Instructions for the task => Pull out every row below that contains the word "this", matching its case exactly, and copy each of those rows in full.

========================================================================

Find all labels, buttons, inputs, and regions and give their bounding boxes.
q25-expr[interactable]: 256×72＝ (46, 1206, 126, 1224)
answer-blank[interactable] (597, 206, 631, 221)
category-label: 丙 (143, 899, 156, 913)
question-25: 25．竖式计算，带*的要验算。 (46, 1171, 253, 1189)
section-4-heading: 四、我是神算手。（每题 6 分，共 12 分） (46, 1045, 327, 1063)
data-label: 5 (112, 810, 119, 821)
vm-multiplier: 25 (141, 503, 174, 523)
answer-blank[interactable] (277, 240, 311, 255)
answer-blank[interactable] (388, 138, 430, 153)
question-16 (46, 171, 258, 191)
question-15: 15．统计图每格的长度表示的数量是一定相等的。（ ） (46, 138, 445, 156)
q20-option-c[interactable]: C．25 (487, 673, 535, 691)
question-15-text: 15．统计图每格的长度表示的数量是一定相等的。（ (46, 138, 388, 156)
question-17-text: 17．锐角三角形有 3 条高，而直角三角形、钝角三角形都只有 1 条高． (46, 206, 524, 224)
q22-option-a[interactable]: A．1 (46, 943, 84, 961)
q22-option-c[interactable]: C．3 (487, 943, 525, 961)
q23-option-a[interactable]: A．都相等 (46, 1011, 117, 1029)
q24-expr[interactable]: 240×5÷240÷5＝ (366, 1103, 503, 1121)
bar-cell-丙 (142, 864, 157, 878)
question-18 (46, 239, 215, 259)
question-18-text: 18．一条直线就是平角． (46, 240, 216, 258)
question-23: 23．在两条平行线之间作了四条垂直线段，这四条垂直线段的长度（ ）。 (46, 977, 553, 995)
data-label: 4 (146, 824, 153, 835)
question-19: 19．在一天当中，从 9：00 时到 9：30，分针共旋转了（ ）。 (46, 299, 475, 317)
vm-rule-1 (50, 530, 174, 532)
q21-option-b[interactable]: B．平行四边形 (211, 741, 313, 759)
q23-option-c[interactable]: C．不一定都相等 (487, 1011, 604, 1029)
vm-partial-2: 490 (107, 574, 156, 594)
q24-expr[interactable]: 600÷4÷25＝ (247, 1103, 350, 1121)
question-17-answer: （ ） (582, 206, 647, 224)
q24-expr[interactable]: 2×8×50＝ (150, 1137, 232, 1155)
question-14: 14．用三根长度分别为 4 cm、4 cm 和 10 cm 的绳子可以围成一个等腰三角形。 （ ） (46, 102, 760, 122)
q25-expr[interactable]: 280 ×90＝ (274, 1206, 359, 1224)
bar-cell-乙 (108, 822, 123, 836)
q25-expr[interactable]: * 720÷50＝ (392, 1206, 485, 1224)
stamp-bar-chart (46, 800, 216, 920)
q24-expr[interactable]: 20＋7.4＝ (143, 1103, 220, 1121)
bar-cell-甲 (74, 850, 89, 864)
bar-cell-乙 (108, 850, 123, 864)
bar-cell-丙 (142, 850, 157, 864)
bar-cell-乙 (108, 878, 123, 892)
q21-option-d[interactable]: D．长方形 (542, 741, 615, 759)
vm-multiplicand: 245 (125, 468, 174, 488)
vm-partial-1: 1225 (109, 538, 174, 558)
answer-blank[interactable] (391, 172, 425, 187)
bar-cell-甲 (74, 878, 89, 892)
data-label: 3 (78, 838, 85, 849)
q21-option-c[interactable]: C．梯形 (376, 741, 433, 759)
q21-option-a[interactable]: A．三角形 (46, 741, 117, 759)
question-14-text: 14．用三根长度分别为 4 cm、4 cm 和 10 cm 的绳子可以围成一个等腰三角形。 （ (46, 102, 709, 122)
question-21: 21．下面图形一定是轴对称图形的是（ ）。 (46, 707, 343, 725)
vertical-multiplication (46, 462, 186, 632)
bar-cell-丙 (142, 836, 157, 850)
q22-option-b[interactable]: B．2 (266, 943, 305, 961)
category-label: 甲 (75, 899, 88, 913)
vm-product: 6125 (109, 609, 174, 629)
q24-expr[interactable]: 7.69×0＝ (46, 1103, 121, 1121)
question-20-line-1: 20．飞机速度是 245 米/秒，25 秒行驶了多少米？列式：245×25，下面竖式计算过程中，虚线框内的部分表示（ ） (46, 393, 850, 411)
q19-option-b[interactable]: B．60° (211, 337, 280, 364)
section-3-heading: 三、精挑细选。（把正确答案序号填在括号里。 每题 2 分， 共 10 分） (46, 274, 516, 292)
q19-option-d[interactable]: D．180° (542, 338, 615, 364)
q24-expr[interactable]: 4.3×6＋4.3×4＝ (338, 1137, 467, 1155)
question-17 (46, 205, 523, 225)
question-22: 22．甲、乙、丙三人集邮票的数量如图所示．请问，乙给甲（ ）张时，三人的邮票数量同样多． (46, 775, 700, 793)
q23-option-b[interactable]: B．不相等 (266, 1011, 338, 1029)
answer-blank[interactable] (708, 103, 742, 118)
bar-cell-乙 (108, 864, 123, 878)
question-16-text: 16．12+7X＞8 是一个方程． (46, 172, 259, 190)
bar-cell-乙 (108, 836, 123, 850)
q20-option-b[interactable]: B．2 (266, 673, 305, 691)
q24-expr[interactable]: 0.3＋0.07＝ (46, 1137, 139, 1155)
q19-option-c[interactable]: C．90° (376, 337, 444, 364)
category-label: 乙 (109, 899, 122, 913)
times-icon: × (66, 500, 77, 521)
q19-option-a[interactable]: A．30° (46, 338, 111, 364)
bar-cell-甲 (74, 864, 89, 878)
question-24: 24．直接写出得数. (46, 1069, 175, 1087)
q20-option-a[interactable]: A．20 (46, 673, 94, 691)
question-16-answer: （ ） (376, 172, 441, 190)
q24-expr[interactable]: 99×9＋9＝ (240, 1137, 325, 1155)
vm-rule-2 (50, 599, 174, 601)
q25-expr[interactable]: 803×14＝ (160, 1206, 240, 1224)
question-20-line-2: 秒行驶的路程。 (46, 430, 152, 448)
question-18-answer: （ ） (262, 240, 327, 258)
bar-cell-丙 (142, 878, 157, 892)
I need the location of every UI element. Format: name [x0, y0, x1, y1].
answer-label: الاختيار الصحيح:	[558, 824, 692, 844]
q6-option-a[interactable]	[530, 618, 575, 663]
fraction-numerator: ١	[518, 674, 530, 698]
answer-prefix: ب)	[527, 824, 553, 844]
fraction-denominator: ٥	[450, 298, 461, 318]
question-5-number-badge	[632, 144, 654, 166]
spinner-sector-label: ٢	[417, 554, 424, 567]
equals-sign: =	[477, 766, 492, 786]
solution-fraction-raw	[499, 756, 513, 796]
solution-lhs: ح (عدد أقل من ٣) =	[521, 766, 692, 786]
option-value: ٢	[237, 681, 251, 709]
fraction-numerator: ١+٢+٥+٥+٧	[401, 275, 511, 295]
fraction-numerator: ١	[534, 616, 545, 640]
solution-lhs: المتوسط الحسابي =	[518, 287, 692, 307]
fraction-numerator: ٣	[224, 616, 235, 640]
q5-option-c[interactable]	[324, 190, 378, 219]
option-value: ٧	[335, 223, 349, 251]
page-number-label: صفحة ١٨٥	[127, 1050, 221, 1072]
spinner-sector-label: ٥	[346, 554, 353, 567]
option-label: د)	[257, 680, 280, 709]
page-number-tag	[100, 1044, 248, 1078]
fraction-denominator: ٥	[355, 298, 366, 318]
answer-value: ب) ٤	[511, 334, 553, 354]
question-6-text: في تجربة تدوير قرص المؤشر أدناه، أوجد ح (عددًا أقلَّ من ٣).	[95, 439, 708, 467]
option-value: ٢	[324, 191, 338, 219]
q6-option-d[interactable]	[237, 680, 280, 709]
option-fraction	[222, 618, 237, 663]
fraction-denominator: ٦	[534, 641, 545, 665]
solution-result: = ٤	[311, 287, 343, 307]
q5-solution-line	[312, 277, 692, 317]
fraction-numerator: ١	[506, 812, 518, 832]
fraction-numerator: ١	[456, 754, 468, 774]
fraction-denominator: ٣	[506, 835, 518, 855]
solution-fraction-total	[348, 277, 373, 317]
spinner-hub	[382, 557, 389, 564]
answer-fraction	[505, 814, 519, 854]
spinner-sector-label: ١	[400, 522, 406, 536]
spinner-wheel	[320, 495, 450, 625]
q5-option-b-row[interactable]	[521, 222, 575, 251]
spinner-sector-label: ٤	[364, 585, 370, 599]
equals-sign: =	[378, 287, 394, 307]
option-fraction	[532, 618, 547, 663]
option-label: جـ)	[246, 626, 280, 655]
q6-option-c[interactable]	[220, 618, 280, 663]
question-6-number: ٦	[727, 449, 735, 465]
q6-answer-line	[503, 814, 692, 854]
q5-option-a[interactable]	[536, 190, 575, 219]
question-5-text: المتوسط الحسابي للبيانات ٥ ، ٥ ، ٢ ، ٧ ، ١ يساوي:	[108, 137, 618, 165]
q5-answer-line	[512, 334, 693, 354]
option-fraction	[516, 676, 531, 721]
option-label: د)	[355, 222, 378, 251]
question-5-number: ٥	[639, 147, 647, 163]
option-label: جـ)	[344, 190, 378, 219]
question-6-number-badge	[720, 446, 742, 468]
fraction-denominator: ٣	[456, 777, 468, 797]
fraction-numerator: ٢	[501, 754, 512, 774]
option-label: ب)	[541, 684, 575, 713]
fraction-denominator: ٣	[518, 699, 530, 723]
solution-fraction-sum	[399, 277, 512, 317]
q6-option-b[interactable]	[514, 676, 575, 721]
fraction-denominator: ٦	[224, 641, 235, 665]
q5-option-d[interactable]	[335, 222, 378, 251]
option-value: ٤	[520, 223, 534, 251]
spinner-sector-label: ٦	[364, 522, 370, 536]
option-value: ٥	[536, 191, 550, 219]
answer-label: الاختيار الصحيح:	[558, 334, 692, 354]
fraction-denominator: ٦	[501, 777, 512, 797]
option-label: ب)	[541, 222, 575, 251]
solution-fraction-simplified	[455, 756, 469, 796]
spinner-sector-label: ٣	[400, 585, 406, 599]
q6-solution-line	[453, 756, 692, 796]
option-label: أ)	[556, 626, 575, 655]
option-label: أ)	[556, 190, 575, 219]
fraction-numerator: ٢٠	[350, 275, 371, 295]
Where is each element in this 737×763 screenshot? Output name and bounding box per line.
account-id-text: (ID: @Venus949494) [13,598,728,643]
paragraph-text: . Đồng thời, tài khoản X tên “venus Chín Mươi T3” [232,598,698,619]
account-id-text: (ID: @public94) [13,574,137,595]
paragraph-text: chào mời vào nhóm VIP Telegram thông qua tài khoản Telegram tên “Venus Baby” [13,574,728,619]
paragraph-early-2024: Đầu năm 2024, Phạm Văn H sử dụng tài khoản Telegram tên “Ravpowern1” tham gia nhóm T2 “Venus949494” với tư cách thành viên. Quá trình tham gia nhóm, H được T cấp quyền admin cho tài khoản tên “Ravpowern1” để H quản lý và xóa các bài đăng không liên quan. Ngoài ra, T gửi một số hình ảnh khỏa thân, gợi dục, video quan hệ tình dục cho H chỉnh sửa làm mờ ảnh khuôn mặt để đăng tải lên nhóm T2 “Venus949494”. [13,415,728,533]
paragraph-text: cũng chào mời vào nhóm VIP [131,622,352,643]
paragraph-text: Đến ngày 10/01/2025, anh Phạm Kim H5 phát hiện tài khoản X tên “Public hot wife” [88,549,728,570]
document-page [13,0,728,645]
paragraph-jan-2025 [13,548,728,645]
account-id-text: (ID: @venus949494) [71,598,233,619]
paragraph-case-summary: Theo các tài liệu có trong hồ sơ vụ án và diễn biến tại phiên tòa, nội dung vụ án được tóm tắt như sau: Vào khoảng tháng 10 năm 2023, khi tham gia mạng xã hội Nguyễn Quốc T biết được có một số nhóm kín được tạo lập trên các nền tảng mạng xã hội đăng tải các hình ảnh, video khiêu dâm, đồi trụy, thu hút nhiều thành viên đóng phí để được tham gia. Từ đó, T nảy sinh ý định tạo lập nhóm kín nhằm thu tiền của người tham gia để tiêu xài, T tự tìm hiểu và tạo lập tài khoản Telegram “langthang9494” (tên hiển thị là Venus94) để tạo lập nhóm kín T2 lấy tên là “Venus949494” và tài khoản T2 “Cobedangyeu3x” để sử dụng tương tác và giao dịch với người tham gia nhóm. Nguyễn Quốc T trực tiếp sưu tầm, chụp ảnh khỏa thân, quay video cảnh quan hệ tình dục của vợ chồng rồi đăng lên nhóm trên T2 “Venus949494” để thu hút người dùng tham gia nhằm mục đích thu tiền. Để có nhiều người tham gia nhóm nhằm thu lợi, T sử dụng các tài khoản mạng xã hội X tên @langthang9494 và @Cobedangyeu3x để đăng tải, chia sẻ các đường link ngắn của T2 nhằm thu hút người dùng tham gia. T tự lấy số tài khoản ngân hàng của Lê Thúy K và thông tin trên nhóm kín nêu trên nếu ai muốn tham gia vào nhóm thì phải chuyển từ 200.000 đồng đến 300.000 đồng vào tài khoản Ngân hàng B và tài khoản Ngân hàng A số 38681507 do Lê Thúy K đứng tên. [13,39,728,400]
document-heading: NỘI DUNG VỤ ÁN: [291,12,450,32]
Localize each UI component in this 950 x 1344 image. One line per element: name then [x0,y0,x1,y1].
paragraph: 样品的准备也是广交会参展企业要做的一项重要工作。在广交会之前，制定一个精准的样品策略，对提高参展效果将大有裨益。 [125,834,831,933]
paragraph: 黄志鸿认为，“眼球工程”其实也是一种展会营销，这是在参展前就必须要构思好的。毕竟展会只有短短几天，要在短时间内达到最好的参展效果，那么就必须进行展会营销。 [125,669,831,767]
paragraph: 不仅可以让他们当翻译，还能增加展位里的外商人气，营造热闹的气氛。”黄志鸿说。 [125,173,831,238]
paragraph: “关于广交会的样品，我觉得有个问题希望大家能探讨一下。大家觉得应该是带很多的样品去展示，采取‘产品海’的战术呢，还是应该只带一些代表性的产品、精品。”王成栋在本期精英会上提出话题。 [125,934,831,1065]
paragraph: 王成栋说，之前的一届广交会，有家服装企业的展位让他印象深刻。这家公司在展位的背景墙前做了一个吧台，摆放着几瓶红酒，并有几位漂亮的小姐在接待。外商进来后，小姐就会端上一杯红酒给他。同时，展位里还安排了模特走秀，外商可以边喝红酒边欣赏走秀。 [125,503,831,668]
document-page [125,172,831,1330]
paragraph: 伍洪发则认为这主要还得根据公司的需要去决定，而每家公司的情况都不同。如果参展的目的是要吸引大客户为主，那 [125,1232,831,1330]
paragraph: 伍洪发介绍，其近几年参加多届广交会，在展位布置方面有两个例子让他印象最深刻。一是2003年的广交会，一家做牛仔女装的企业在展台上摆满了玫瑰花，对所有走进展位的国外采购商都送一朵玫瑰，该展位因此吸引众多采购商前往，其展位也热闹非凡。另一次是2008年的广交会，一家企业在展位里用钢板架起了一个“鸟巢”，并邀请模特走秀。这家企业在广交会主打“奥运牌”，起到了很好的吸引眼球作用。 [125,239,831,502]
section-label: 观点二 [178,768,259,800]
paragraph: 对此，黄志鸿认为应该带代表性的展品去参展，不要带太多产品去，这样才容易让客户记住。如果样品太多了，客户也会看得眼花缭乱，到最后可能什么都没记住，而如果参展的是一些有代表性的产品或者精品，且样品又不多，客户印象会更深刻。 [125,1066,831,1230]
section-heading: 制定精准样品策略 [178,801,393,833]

========================================================================

Task answer =>
Where is each element in this 737×763 screenshot? Output name and bounding box per line.
Localize each UI component in this 950 x 1344 image. One line per element: name then [x0,y0,x1,y1].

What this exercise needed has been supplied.